*REQUIRED WORK*.
Copy nothing but the text: repeat each entry exactly and drop the images.

*ENTRIES SUPPLIED*.
-- begin --
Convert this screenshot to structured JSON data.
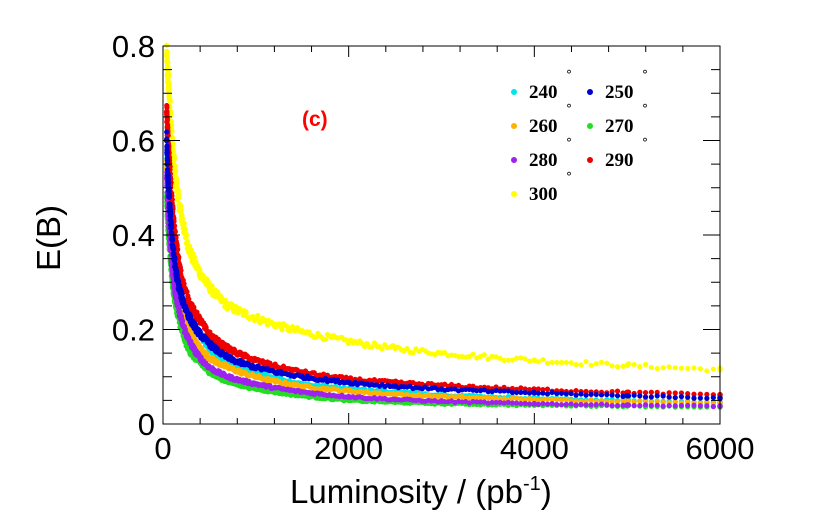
{
  "chart_data": {
    "type": "scatter",
    "title": "",
    "annotation": "(c)",
    "annotation_color": "#ff0000",
    "xlabel": "Luminosity / (pb",
    "xlabel_sup": "-1",
    "xlabel_close": ")",
    "ylabel": "E(B)",
    "xlim": [
      0,
      6000
    ],
    "ylim": [
      0,
      0.8
    ],
    "x_ticks": [
      0,
      2000,
      4000,
      6000
    ],
    "x_tick_labels": [
      "0",
      "2000",
      "4000",
      "6000"
    ],
    "y_ticks": [
      0,
      0.2,
      0.4,
      0.6,
      0.8
    ],
    "y_tick_labels": [
      "0",
      "0.2",
      "0.4",
      "0.6",
      "0.8"
    ],
    "grid": false,
    "legend_position": "top-right",
    "degree_symbol": "°",
    "x": [
      40,
      60,
      80,
      100,
      150,
      200,
      300,
      400,
      500,
      700,
      1000,
      1500,
      2000,
      2500,
      3000,
      4000,
      5000,
      6000
    ],
    "series": [
      {
        "name": "240",
        "color": "#00e5e5",
        "values": [
          0.55,
          0.48,
          0.42,
          0.37,
          0.3,
          0.26,
          0.21,
          0.19,
          0.16,
          0.13,
          0.11,
          0.085,
          0.075,
          0.068,
          0.062,
          0.055,
          0.05,
          0.046
        ]
      },
      {
        "name": "250",
        "color": "#0000d0",
        "values": [
          0.6,
          0.5,
          0.44,
          0.39,
          0.31,
          0.27,
          0.22,
          0.19,
          0.17,
          0.14,
          0.12,
          0.1,
          0.088,
          0.08,
          0.074,
          0.066,
          0.06,
          0.055
        ]
      },
      {
        "name": "260",
        "color": "#ffb300",
        "values": [
          0.54,
          0.46,
          0.4,
          0.35,
          0.28,
          0.24,
          0.19,
          0.16,
          0.14,
          0.12,
          0.1,
          0.08,
          0.07,
          0.063,
          0.058,
          0.052,
          0.048,
          0.045
        ]
      },
      {
        "name": "270",
        "color": "#22dd22",
        "values": [
          0.48,
          0.4,
          0.35,
          0.3,
          0.24,
          0.2,
          0.15,
          0.13,
          0.11,
          0.09,
          0.075,
          0.06,
          0.05,
          0.046,
          0.043,
          0.04,
          0.038,
          0.036
        ]
      },
      {
        "name": "280",
        "color": "#a020f0",
        "values": [
          0.52,
          0.44,
          0.38,
          0.33,
          0.26,
          0.22,
          0.17,
          0.14,
          0.12,
          0.1,
          0.085,
          0.068,
          0.058,
          0.052,
          0.048,
          0.043,
          0.04,
          0.038
        ]
      },
      {
        "name": "290",
        "color": "#ee0000",
        "values": [
          0.66,
          0.58,
          0.52,
          0.46,
          0.37,
          0.31,
          0.25,
          0.22,
          0.19,
          0.16,
          0.135,
          0.11,
          0.095,
          0.088,
          0.082,
          0.073,
          0.067,
          0.062
        ]
      },
      {
        "name": "300",
        "color": "#ffff00",
        "values": [
          0.78,
          0.72,
          0.66,
          0.6,
          0.5,
          0.44,
          0.36,
          0.32,
          0.29,
          0.25,
          0.225,
          0.195,
          0.175,
          0.16,
          0.15,
          0.135,
          0.124,
          0.115
        ]
      }
    ]
  }
}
-- end --
*WRITTEN RESPONSE*.
Convert this screenshot to structured JSON data.
{
  "chart_data": {
    "type": "scatter",
    "title": "",
    "annotation": "(c)",
    "annotation_color": "#ff0000",
    "xlabel": "Luminosity / (pb",
    "xlabel_sup": "-1",
    "xlabel_close": ")",
    "ylabel": "E(B)",
    "xlim": [
      0,
      6000
    ],
    "ylim": [
      0,
      0.8
    ],
    "x_ticks": [
      0,
      2000,
      4000,
      6000
    ],
    "x_tick_labels": [
      "0",
      "2000",
      "4000",
      "6000"
    ],
    "y_ticks": [
      0,
      0.2,
      0.4,
      0.6,
      0.8
    ],
    "y_tick_labels": [
      "0",
      "0.2",
      "0.4",
      "0.6",
      "0.8"
    ],
    "grid": false,
    "legend_position": "top-right",
    "degree_symbol": "°",
    "x": [
      40,
      60,
      80,
      100,
      150,
      200,
      300,
      400,
      500,
      700,
      1000,
      1500,
      2000,
      2500,
      3000,
      4000,
      5000,
      6000
    ],
    "series": [
      {
        "name": "240",
        "color": "#00e5e5",
        "values": [
          0.55,
          0.48,
          0.42,
          0.37,
          0.3,
          0.26,
          0.21,
          0.19,
          0.16,
          0.13,
          0.11,
          0.085,
          0.075,
          0.068,
          0.062,
          0.055,
          0.05,
          0.046
        ]
      },
      {
        "name": "250",
        "color": "#0000d0",
        "values": [
          0.6,
          0.5,
          0.44,
          0.39,
          0.31,
          0.27,
          0.22,
          0.19,
          0.17,
          0.14,
          0.12,
          0.1,
          0.088,
          0.08,
          0.074,
          0.066,
          0.06,
          0.055
        ]
      },
      {
        "name": "260",
        "color": "#ffb300",
        "values": [
          0.54,
          0.46,
          0.4,
          0.35,
          0.28,
          0.24,
          0.19,
          0.16,
          0.14,
          0.12,
          0.1,
          0.08,
          0.07,
          0.063,
          0.058,
          0.052,
          0.048,
          0.045
        ]
      },
      {
        "name": "270",
        "color": "#22dd22",
        "values": [
          0.48,
          0.4,
          0.35,
          0.3,
          0.24,
          0.2,
          0.15,
          0.13,
          0.11,
          0.09,
          0.075,
          0.06,
          0.05,
          0.046,
          0.043,
          0.04,
          0.038,
          0.036
        ]
      },
      {
        "name": "280",
        "color": "#a020f0",
        "values": [
          0.52,
          0.44,
          0.38,
          0.33,
          0.26,
          0.22,
          0.17,
          0.14,
          0.12,
          0.1,
          0.085,
          0.068,
          0.058,
          0.052,
          0.048,
          0.043,
          0.04,
          0.038
        ]
      },
      {
        "name": "290",
        "color": "#ee0000",
        "values": [
          0.66,
          0.58,
          0.52,
          0.46,
          0.37,
          0.31,
          0.25,
          0.22,
          0.19,
          0.16,
          0.135,
          0.11,
          0.095,
          0.088,
          0.082,
          0.073,
          0.067,
          0.062
        ]
      },
      {
        "name": "300",
        "color": "#ffff00",
        "values": [
          0.78,
          0.72,
          0.66,
          0.6,
          0.5,
          0.44,
          0.36,
          0.32,
          0.29,
          0.25,
          0.225,
          0.195,
          0.175,
          0.16,
          0.15,
          0.135,
          0.124,
          0.115
        ]
      }
    ]
  }
}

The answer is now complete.